EXERCISE →
Search the material below for the word "readonly" and copy every line in which it occurs.

Stored data
[Start]

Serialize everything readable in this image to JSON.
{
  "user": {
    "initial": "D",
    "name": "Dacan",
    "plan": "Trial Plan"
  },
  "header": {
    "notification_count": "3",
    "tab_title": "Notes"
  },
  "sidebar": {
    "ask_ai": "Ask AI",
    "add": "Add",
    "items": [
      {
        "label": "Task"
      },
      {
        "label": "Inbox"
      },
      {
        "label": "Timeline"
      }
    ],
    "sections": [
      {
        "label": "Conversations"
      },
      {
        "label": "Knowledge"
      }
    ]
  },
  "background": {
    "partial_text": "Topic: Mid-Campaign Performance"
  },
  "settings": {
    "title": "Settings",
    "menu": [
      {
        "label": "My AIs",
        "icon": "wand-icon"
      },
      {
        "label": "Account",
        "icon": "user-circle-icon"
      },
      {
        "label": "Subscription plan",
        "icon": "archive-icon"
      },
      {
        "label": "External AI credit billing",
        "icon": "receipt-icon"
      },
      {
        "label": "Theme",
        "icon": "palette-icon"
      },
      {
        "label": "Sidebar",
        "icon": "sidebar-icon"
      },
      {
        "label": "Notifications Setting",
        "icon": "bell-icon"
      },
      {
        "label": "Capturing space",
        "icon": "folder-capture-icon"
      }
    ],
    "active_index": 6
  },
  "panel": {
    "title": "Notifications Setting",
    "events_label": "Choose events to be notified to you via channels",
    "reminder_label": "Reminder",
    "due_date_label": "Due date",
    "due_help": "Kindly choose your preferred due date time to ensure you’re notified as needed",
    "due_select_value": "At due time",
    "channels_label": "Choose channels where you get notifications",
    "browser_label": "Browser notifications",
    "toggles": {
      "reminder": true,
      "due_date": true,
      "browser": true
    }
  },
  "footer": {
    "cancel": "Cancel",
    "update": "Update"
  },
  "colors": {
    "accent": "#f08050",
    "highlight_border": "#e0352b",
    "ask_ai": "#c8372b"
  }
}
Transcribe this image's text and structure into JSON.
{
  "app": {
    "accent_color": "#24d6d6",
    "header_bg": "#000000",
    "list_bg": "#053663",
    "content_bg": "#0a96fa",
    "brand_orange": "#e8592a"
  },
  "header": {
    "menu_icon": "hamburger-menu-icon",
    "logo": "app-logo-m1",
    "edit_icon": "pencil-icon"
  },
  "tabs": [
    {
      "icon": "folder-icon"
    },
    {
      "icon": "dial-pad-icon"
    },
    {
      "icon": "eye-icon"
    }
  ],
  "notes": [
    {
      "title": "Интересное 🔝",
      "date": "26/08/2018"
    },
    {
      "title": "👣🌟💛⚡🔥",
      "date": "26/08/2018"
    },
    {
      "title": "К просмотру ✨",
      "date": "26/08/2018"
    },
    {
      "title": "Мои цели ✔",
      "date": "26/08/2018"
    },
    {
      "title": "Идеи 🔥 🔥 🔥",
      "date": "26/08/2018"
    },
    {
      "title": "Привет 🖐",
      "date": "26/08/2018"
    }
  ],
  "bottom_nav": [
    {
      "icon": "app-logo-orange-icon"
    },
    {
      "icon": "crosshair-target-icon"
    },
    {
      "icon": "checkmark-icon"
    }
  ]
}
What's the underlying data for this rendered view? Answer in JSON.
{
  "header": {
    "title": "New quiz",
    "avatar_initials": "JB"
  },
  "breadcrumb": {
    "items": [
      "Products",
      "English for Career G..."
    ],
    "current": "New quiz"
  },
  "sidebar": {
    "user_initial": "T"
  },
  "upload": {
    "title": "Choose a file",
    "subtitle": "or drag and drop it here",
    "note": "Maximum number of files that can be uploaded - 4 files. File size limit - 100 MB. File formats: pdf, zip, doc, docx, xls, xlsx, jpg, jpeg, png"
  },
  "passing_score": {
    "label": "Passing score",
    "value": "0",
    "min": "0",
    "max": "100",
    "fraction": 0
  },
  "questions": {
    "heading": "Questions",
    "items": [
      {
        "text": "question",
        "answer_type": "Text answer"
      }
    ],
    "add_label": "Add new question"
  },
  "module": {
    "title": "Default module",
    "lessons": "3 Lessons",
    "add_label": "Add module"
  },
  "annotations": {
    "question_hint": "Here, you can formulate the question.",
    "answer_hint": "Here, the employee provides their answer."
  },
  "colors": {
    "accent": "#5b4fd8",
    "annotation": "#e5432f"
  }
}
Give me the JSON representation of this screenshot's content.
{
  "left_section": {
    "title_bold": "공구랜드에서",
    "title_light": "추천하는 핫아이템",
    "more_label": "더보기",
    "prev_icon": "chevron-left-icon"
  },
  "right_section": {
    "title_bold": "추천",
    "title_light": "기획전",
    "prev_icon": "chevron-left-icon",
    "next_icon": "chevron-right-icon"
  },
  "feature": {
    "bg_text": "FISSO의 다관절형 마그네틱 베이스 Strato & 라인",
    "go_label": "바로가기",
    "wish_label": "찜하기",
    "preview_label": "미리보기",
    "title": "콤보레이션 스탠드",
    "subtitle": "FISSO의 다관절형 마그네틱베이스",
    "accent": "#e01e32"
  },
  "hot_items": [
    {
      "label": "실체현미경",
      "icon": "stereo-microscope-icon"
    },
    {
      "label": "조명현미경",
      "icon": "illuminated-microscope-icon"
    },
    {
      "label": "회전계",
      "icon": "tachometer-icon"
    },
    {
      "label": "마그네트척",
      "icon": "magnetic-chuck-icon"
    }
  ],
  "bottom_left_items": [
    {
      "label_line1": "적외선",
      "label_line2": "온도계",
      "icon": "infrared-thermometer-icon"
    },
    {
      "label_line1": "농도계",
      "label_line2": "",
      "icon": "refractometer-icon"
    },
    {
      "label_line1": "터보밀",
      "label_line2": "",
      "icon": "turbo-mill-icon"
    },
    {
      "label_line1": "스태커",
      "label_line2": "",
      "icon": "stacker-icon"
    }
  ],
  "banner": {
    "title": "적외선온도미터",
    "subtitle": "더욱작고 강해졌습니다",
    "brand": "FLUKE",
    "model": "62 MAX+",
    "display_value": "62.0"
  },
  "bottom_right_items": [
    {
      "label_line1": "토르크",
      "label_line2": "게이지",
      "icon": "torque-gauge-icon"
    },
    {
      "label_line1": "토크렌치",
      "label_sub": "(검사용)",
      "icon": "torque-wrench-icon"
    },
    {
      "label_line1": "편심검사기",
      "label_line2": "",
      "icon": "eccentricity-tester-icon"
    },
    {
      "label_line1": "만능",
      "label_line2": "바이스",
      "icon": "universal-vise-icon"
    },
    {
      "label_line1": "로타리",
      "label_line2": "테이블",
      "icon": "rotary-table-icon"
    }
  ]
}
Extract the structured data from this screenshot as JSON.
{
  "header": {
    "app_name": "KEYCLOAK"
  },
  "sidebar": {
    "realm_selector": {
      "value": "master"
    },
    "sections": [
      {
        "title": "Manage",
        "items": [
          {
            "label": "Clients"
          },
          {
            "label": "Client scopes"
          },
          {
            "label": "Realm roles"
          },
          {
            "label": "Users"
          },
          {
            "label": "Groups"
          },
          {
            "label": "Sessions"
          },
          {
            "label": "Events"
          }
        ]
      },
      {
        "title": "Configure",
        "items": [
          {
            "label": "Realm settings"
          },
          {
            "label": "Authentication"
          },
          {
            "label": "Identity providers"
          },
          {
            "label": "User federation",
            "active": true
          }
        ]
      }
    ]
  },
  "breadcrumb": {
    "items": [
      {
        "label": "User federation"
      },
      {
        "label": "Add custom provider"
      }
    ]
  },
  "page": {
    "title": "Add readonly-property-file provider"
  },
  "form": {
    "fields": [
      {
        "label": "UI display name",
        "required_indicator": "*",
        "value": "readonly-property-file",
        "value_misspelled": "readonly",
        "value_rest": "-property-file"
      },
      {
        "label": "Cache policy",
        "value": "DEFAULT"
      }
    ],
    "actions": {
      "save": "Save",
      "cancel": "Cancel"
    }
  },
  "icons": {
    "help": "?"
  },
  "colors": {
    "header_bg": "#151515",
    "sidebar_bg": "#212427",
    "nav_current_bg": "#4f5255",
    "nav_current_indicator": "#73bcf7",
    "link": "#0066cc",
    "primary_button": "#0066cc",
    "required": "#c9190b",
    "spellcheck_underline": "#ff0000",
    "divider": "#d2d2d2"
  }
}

[End]

EXERCISE RESULT →
    "title": "Add readonly-property-file provider"
        "value": "readonly-property-file",
        "value_misspelled": "readonly",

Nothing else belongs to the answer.